Directive
Restate each line word for word. Leave out every picture.

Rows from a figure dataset
BEGIN
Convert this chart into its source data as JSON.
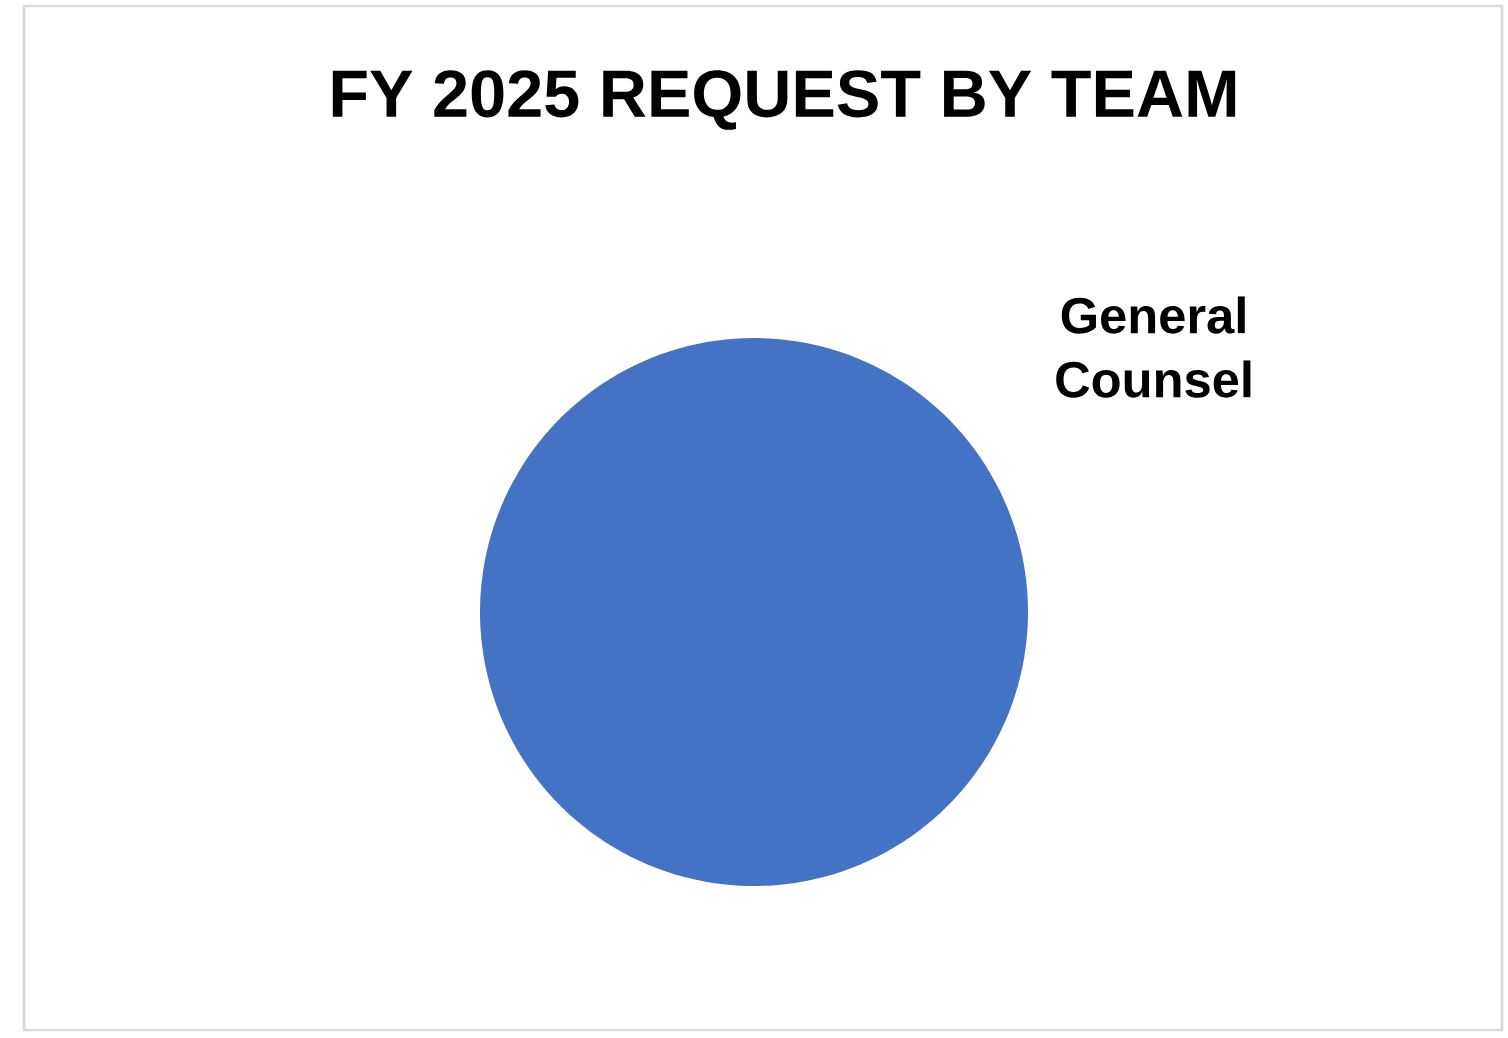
{
  "chart_data": {
    "type": "pie",
    "title": "FY 2025 REQUEST BY TEAM",
    "categories": [
      "General Counsel"
    ],
    "values": [
      100
    ],
    "colors": [
      "#4472c4"
    ]
  }
}
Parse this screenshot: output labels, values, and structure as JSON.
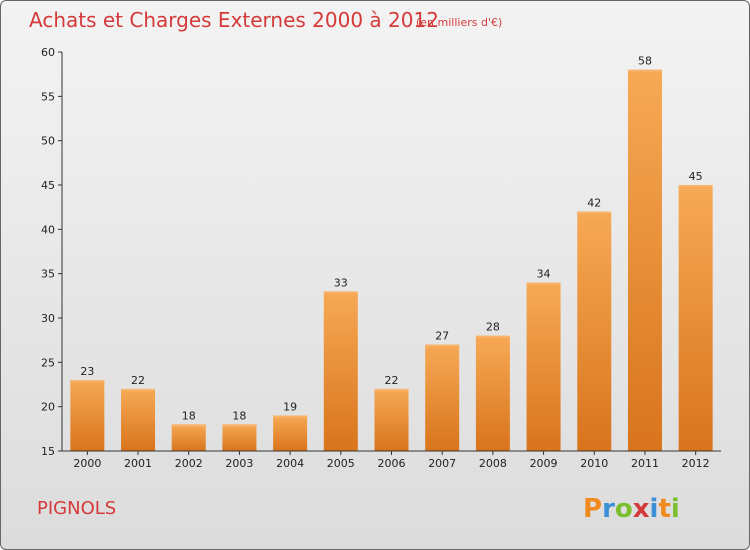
{
  "header": {
    "title": "Achats et Charges Externes 2000 à 2012",
    "subtitle": "(en milliers d'€)"
  },
  "footer": {
    "place": "PIGNOLS",
    "logo_text": "Proxiti"
  },
  "colors": {
    "title": "#d43a3a",
    "bar_light": "#f7a955",
    "bar_dark": "#d8741c",
    "logo_letters": [
      "#f08a1c",
      "#3a8fd6",
      "#7bbf2e",
      "#d43a3a",
      "#3a8fd6",
      "#f08a1c",
      "#7bbf2e"
    ]
  },
  "chart_data": {
    "type": "bar",
    "categories": [
      "2000",
      "2001",
      "2002",
      "2003",
      "2004",
      "2005",
      "2006",
      "2007",
      "2008",
      "2009",
      "2010",
      "2011",
      "2012"
    ],
    "values": [
      23,
      22,
      18,
      18,
      19,
      33,
      22,
      27,
      28,
      34,
      42,
      58,
      45
    ],
    "ylim": [
      15,
      60
    ],
    "yticks": [
      15,
      20,
      25,
      30,
      35,
      40,
      45,
      50,
      55,
      60
    ],
    "grid": false,
    "legend": "none"
  }
}
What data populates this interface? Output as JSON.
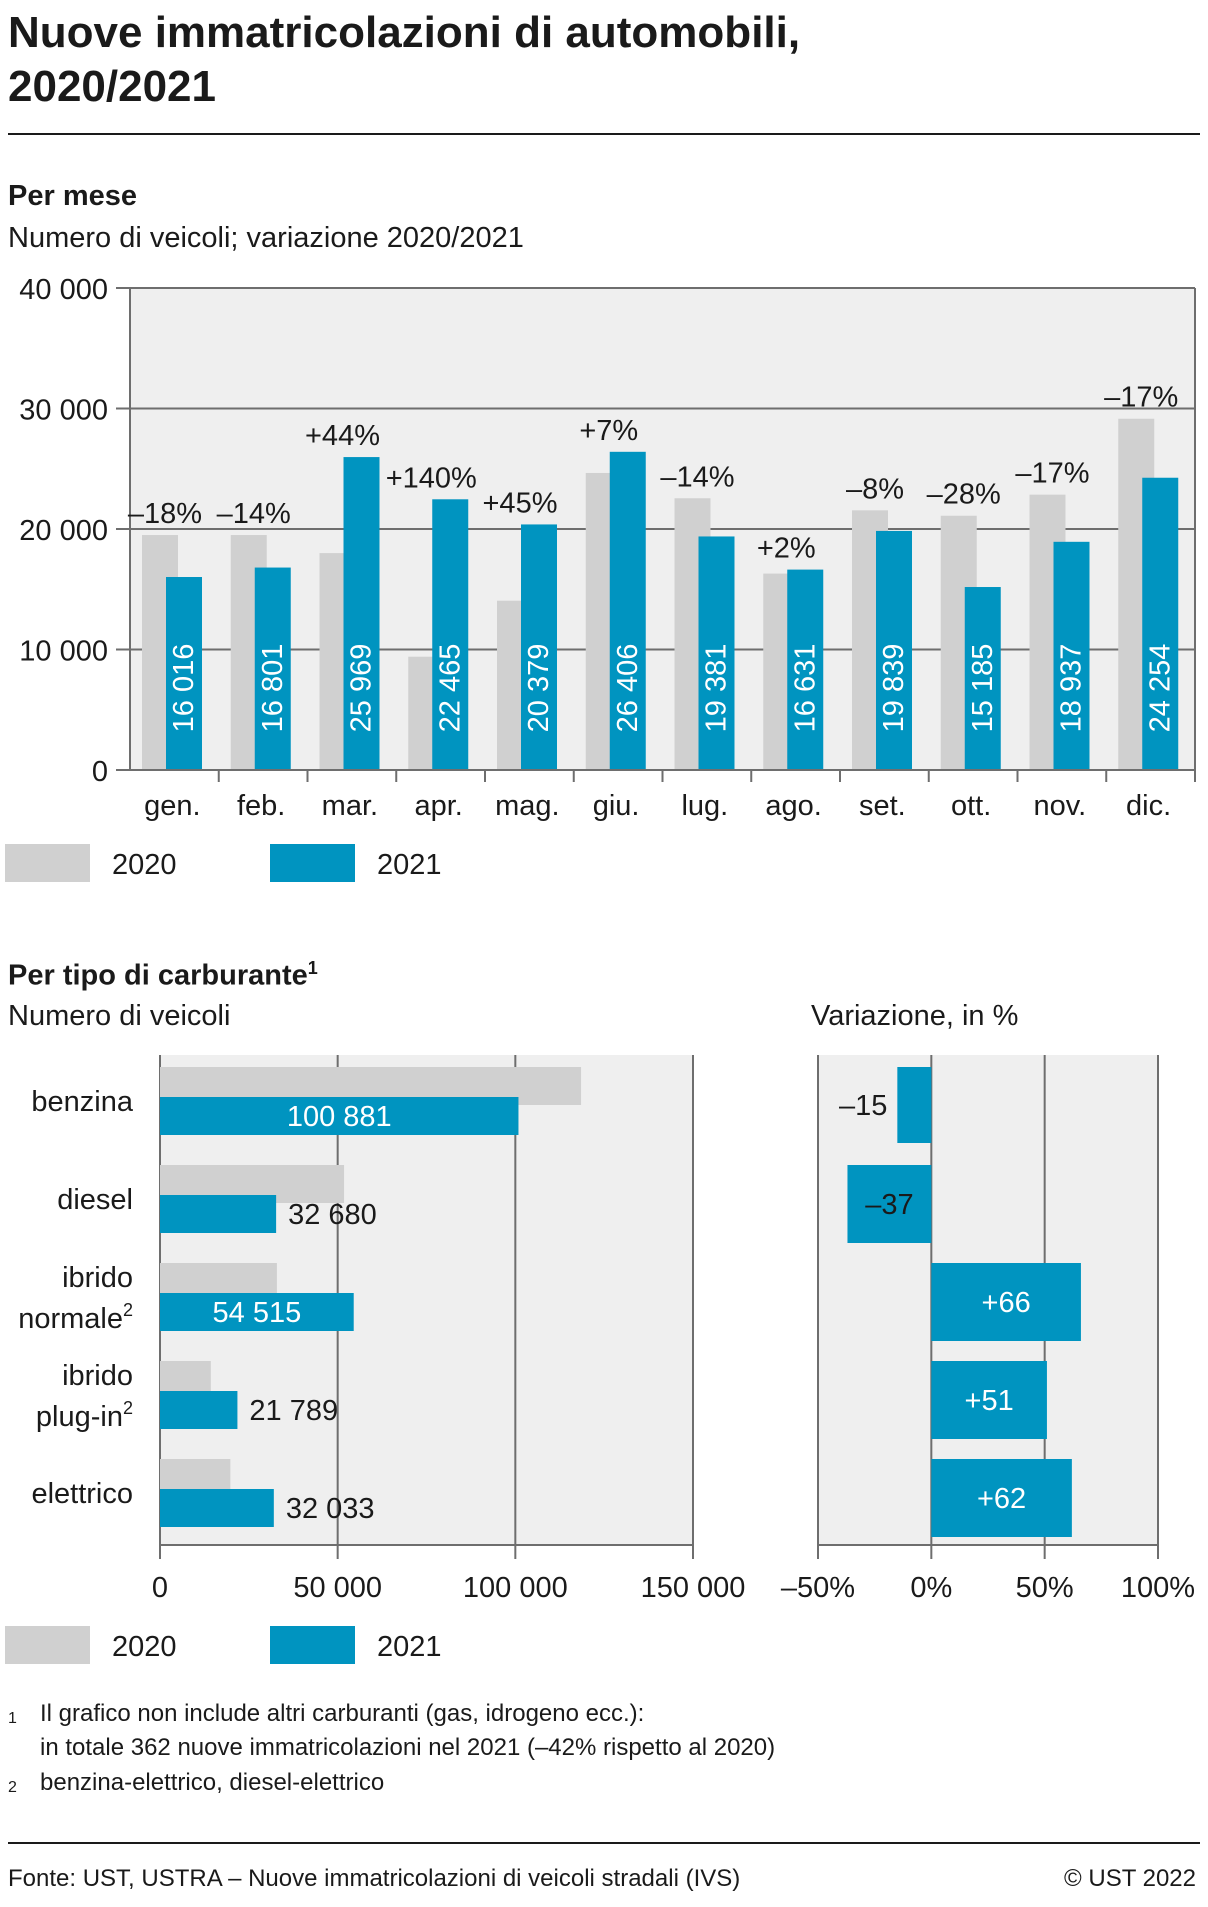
{
  "header": {
    "title_line1": "Nuove immatricolazioni di automobili,",
    "title_line2": "2020/2021"
  },
  "monthly": {
    "heading": "Per mese",
    "subtitle": "Numero di veicoli; variazione 2020/2021",
    "legend": [
      "2020",
      "2021"
    ]
  },
  "fuel": {
    "heading": "Per tipo di carburante",
    "heading_sup": "1",
    "subtitle_left": "Numero di veicoli",
    "subtitle_right": "Variazione, in %",
    "legend": [
      "2020",
      "2021"
    ]
  },
  "colors": {
    "series_2020": "#d0d0d0",
    "series_2021": "#0094c0",
    "plot_bg": "#efefef",
    "grid": "#6e6e6e"
  },
  "footnotes": [
    {
      "mark": "1",
      "lines": [
        "Il grafico non include altri carburanti (gas, idrogeno ecc.):",
        "in totale 362 nuove immatricolazioni nel 2021 (–42% rispetto al 2020)"
      ]
    },
    {
      "mark": "2",
      "lines": [
        "benzina-elettrico, diesel-elettrico"
      ]
    }
  ],
  "footer": {
    "source": "Fonte: UST, USTRA – Nuove immatricolazioni di veicoli stradali (IVS)",
    "copyright": "© UST 2022"
  },
  "chart_data": [
    {
      "type": "bar",
      "categories": [
        "gen.",
        "feb.",
        "mar.",
        "apr.",
        "mag.",
        "giu.",
        "lug.",
        "ago.",
        "set.",
        "ott.",
        "nov.",
        "dic."
      ],
      "series": [
        {
          "name": "2020",
          "values": [
            19500,
            19500,
            18000,
            9400,
            14050,
            24650,
            22550,
            16300,
            21550,
            21100,
            22850,
            29150
          ]
        },
        {
          "name": "2021",
          "values": [
            16016,
            16801,
            25969,
            22465,
            20379,
            26406,
            19381,
            16631,
            19839,
            15185,
            18937,
            24254
          ]
        }
      ],
      "value_labels": [
        "16 016",
        "16 801",
        "25 969",
        "22 465",
        "20 379",
        "26 406",
        "19 381",
        "16 631",
        "19 839",
        "15 185",
        "18 937",
        "24 254"
      ],
      "change_labels": [
        "–18%",
        "–14%",
        "+44%",
        "+140%",
        "+45%",
        "+7%",
        "–14%",
        "+2%",
        "–8%",
        "–28%",
        "–17%",
        "–17%"
      ],
      "ylim": [
        0,
        40000
      ],
      "yticks": [
        0,
        10000,
        20000,
        30000,
        40000
      ],
      "ytick_labels": [
        "0",
        "10 000",
        "20 000",
        "30 000",
        "40 000"
      ],
      "grid": true,
      "legend_position": "bottom-left"
    },
    {
      "type": "bar",
      "orientation": "horizontal",
      "categories": [
        [
          "benzina"
        ],
        [
          "diesel"
        ],
        [
          "ibrido",
          "normale"
        ],
        [
          "ibrido",
          "plug-in"
        ],
        [
          "elettrico"
        ]
      ],
      "category_sup": [
        "",
        "",
        "2",
        "2",
        ""
      ],
      "series": [
        {
          "name": "2020",
          "values": [
            118500,
            51800,
            32900,
            14300,
            19800
          ]
        },
        {
          "name": "2021",
          "values": [
            100881,
            32680,
            54515,
            21789,
            32033
          ]
        }
      ],
      "value_labels": [
        "100 881",
        "32 680",
        "54 515",
        "21 789",
        "32 033"
      ],
      "xlim": [
        0,
        150000
      ],
      "xticks": [
        0,
        50000,
        100000,
        150000
      ],
      "xtick_labels": [
        "0",
        "50 000",
        "100 000",
        "150 000"
      ],
      "grid": true,
      "legend_position": "bottom-left"
    },
    {
      "type": "bar",
      "orientation": "horizontal",
      "categories": [
        "benzina",
        "diesel",
        "ibrido normale",
        "ibrido plug-in",
        "elettrico"
      ],
      "values": [
        -15,
        -37,
        66,
        51,
        62
      ],
      "value_labels": [
        "–15",
        "–37",
        "+66",
        "+51",
        "+62"
      ],
      "xlim": [
        -50,
        100
      ],
      "xticks": [
        -50,
        0,
        50,
        100
      ],
      "xtick_labels": [
        "–50%",
        "0%",
        "50%",
        "100%"
      ],
      "grid": true
    }
  ]
}
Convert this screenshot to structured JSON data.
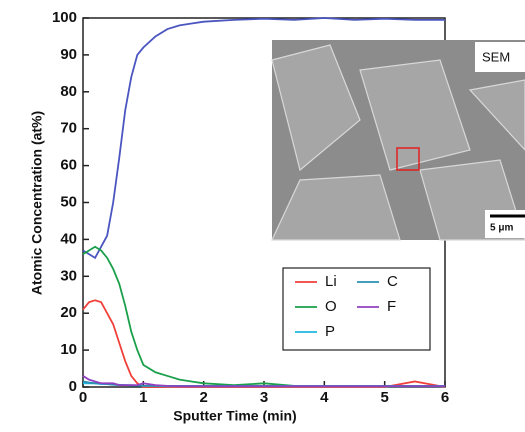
END
Response to the exercise
Convert this chart into its source data as JSON.
{
  "chart_data": {
    "type": "pie",
    "title": "FY 2025 REQUEST BY TEAM",
    "categories": [
      "General Counsel"
    ],
    "values": [
      100
    ],
    "colors": [
      "#4472c4"
    ]
  }
}
Parse this screenshot: output labels, values, and structure as JSON.
{
  "header": {
    "title": "Achats et Charges Externes 2000 à 2012",
    "subtitle": "(en milliers d'€)"
  },
  "footer": {
    "place": "PIGNOLS",
    "logo_text": "Proxiti"
  },
  "colors": {
    "title": "#d43a3a",
    "bar_light": "#f7a955",
    "bar_dark": "#d8741c",
    "logo_letters": [
      "#f08a1c",
      "#3a8fd6",
      "#7bbf2e",
      "#d43a3a",
      "#3a8fd6",
      "#f08a1c",
      "#7bbf2e"
    ]
  },
  "chart_data": {
    "type": "bar",
    "categories": [
      "2000",
      "2001",
      "2002",
      "2003",
      "2004",
      "2005",
      "2006",
      "2007",
      "2008",
      "2009",
      "2010",
      "2011",
      "2012"
    ],
    "values": [
      23,
      22,
      18,
      18,
      19,
      33,
      22,
      27,
      28,
      34,
      42,
      58,
      45
    ],
    "ylim": [
      15,
      60
    ],
    "yticks": [
      15,
      20,
      25,
      30,
      35,
      40,
      45,
      50,
      55,
      60
    ],
    "grid": false,
    "legend": "none"
  }
}
What data populates this interface? Output as JSON.
{
  "header": {
    "title_line1": "Nuove immatricolazioni di automobili,",
    "title_line2": "2020/2021"
  },
  "monthly": {
    "heading": "Per mese",
    "subtitle": "Numero di veicoli; variazione 2020/2021",
    "legend": [
      "2020",
      "2021"
    ]
  },
  "fuel": {
    "heading": "Per tipo di carburante",
    "heading_sup": "1",
    "subtitle_left": "Numero di veicoli",
    "subtitle_right": "Variazione, in %",
    "legend": [
      "2020",
      "2021"
    ]
  },
  "colors": {
    "series_2020": "#d0d0d0",
    "series_2021": "#0094c0",
    "plot_bg": "#efefef",
    "grid": "#6e6e6e"
  },
  "footnotes": [
    {
      "mark": "1",
      "lines": [
        "Il grafico non include altri carburanti (gas, idrogeno ecc.):",
        "in totale 362 nuove immatricolazioni nel 2021 (–42% rispetto al 2020)"
      ]
    },
    {
      "mark": "2",
      "lines": [
        "benzina-elettrico, diesel-elettrico"
      ]
    }
  ],
  "footer": {
    "source": "Fonte: UST, USTRA – Nuove immatricolazioni di veicoli stradali (IVS)",
    "copyright": "© UST 2022"
  },
  "chart_data": [
    {
      "type": "bar",
      "categories": [
        "gen.",
        "feb.",
        "mar.",
        "apr.",
        "mag.",
        "giu.",
        "lug.",
        "ago.",
        "set.",
        "ott.",
        "nov.",
        "dic."
      ],
      "series": [
        {
          "name": "2020",
          "values": [
            19500,
            19500,
            18000,
            9400,
            14050,
            24650,
            22550,
            16300,
            21550,
            21100,
            22850,
            29150
          ]
        },
        {
          "name": "2021",
          "values": [
            16016,
            16801,
            25969,
            22465,
            20379,
            26406,
            19381,
            16631,
            19839,
            15185,
            18937,
            24254
          ]
        }
      ],
      "value_labels": [
        "16 016",
        "16 801",
        "25 969",
        "22 465",
        "20 379",
        "26 406",
        "19 381",
        "16 631",
        "19 839",
        "15 185",
        "18 937",
        "24 254"
      ],
      "change_labels": [
        "–18%",
        "–14%",
        "+44%",
        "+140%",
        "+45%",
        "+7%",
        "–14%",
        "+2%",
        "–8%",
        "–28%",
        "–17%",
        "–17%"
      ],
      "ylim": [
        0,
        40000
      ],
      "yticks": [
        0,
        10000,
        20000,
        30000,
        40000
      ],
      "ytick_labels": [
        "0",
        "10 000",
        "20 000",
        "30 000",
        "40 000"
      ],
      "grid": true,
      "legend_position": "bottom-left"
    },
    {
      "type": "bar",
      "orientation": "horizontal",
      "categories": [
        [
          "benzina"
        ],
        [
          "diesel"
        ],
        [
          "ibrido",
          "normale"
        ],
        [
          "ibrido",
          "plug-in"
        ],
        [
          "elettrico"
        ]
      ],
      "category_sup": [
        "",
        "",
        "2",
        "2",
        ""
      ],
      "series": [
        {
          "name": "2020",
          "values": [
            118500,
            51800,
            32900,
            14300,
            19800
          ]
        },
        {
          "name": "2021",
          "values": [
            100881,
            32680,
            54515,
            21789,
            32033
          ]
        }
      ],
      "value_labels": [
        "100 881",
        "32 680",
        "54 515",
        "21 789",
        "32 033"
      ],
      "xlim": [
        0,
        150000
      ],
      "xticks": [
        0,
        50000,
        100000,
        150000
      ],
      "xtick_labels": [
        "0",
        "50 000",
        "100 000",
        "150 000"
      ],
      "grid": true,
      "legend_position": "bottom-left"
    },
    {
      "type": "bar",
      "orientation": "horizontal",
      "categories": [
        "benzina",
        "diesel",
        "ibrido normale",
        "ibrido plug-in",
        "elettrico"
      ],
      "values": [
        -15,
        -37,
        66,
        51,
        62
      ],
      "value_labels": [
        "–15",
        "–37",
        "+66",
        "+51",
        "+62"
      ],
      "xlim": [
        -50,
        100
      ],
      "xticks": [
        -50,
        0,
        50,
        100
      ],
      "xtick_labels": [
        "–50%",
        "0%",
        "50%",
        "100%"
      ],
      "grid": true
    }
  ]
}
Convert this screenshot to structured JSON data.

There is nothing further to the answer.